Set problem: Only the pictures are to be left out; set down the rest of the records exactly.

Provided entries:
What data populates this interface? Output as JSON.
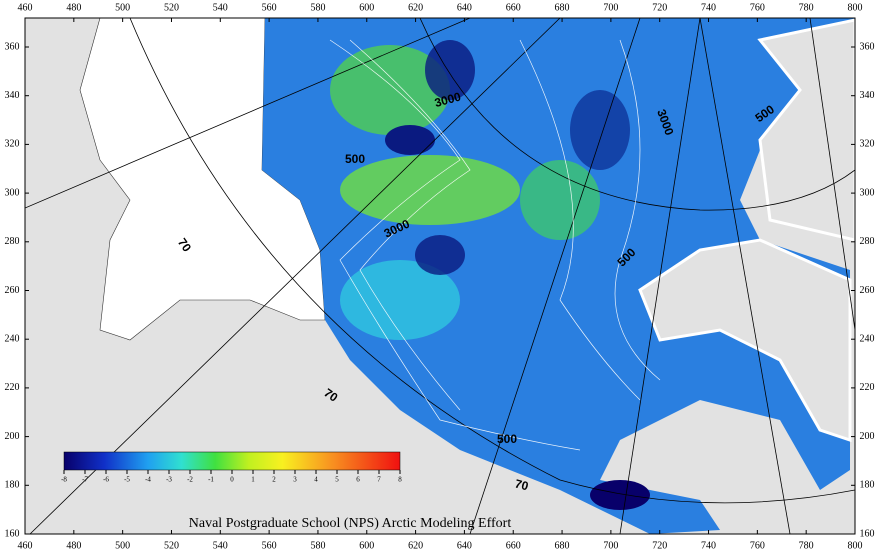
{
  "map": {
    "x_ticks": [
      460,
      480,
      500,
      520,
      540,
      560,
      580,
      600,
      620,
      640,
      660,
      680,
      700,
      720,
      740,
      760,
      780,
      800
    ],
    "y_ticks": [
      160,
      180,
      200,
      220,
      240,
      260,
      280,
      300,
      320,
      340,
      360
    ],
    "colorbar_ticks": [
      -8,
      -7,
      -6,
      -5,
      -4,
      -3,
      -2,
      -1,
      0,
      1,
      2,
      3,
      4,
      5,
      6,
      7,
      8
    ],
    "contour_labels": [
      "3000",
      "3000",
      "500",
      "500",
      "3000",
      "70",
      "500",
      "70",
      "500",
      "70"
    ],
    "footer": "Naval Postgraduate School (NPS) Arctic Modeling Effort"
  }
}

Expected answer:
What data populates this interface? Output as JSON.
{
  "map": {
    "x_ticks": [
      460,
      480,
      500,
      520,
      540,
      560,
      580,
      600,
      620,
      640,
      660,
      680,
      700,
      720,
      740,
      760,
      780,
      800
    ],
    "y_ticks": [
      160,
      180,
      200,
      220,
      240,
      260,
      280,
      300,
      320,
      340,
      360
    ],
    "colorbar_ticks": [
      -8,
      -7,
      -6,
      -5,
      -4,
      -3,
      -2,
      -1,
      0,
      1,
      2,
      3,
      4,
      5,
      6,
      7,
      8
    ],
    "contour_labels": [
      "3000",
      "3000",
      "500",
      "500",
      "3000",
      "70",
      "500",
      "70",
      "500",
      "70"
    ],
    "footer": "Naval Postgraduate School (NPS) Arctic Modeling Effort"
  }
}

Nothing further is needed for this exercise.